Dataset records:
+ + + + + + +
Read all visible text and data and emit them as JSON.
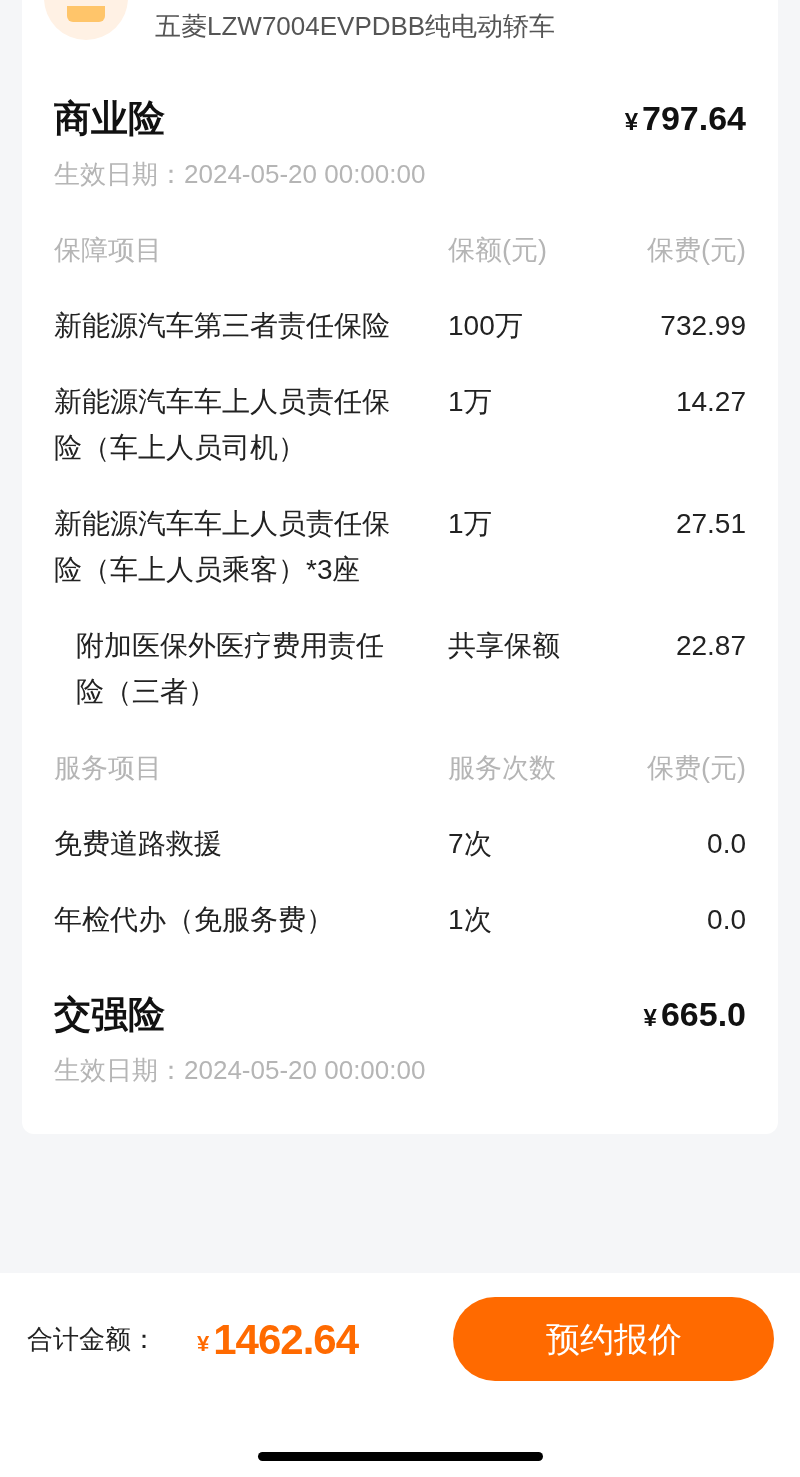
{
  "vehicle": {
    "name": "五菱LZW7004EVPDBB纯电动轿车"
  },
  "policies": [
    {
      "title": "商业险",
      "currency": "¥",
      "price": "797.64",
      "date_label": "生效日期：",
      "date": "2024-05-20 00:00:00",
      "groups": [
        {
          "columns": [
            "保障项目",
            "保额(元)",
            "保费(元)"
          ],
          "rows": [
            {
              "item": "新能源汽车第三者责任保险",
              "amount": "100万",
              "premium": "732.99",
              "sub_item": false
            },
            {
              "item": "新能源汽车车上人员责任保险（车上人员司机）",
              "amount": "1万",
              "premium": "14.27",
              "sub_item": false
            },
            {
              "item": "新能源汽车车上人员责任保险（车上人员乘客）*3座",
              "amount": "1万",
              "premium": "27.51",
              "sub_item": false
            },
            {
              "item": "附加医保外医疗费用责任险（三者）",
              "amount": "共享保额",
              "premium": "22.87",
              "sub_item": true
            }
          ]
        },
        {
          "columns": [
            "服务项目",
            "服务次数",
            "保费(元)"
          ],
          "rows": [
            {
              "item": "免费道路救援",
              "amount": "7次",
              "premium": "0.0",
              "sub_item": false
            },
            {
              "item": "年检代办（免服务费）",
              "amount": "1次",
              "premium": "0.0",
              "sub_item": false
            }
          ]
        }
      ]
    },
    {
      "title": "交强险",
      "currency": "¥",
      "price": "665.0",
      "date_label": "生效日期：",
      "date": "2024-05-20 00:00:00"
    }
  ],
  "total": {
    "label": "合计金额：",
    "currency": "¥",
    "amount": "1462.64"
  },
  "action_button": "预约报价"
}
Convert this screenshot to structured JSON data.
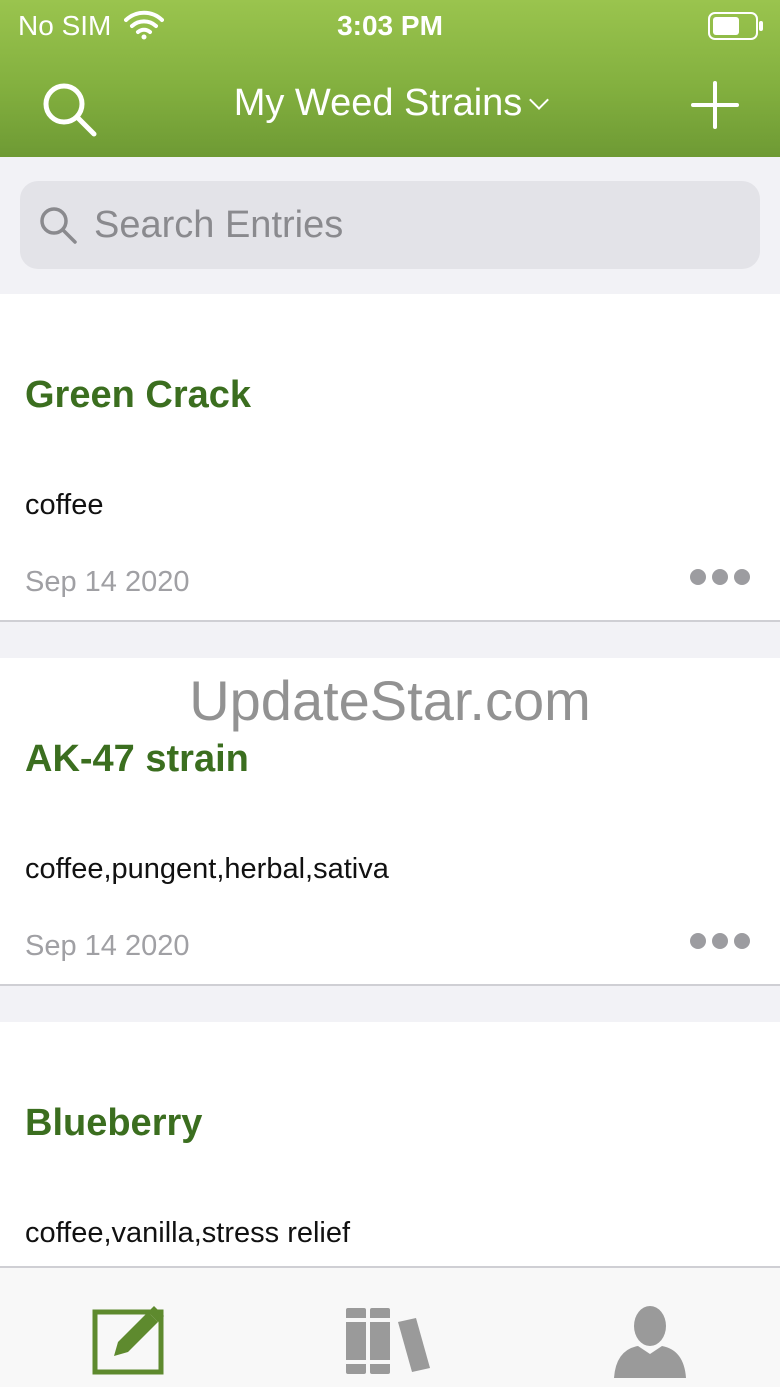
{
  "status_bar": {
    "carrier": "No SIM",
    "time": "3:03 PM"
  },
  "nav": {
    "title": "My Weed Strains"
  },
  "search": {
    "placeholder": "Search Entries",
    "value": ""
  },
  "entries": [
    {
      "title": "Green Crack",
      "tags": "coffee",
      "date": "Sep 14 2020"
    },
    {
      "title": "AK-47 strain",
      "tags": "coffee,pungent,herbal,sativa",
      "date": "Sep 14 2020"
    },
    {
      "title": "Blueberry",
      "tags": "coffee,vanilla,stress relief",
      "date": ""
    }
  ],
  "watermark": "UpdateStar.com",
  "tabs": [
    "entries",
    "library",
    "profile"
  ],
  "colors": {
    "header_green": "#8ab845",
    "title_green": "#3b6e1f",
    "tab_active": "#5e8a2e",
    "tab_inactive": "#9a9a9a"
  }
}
+ + + + + + +
→ Task to complete
Gather and copy every line of the data in which the string "amount" is found.

→ Problem solution
              "amount": "100万",
              "amount": "1万",
              "amount": "1万",
              "amount": "共享保额",
              "amount": "7次",
              "amount": "1次",
    "amount": "1462.64"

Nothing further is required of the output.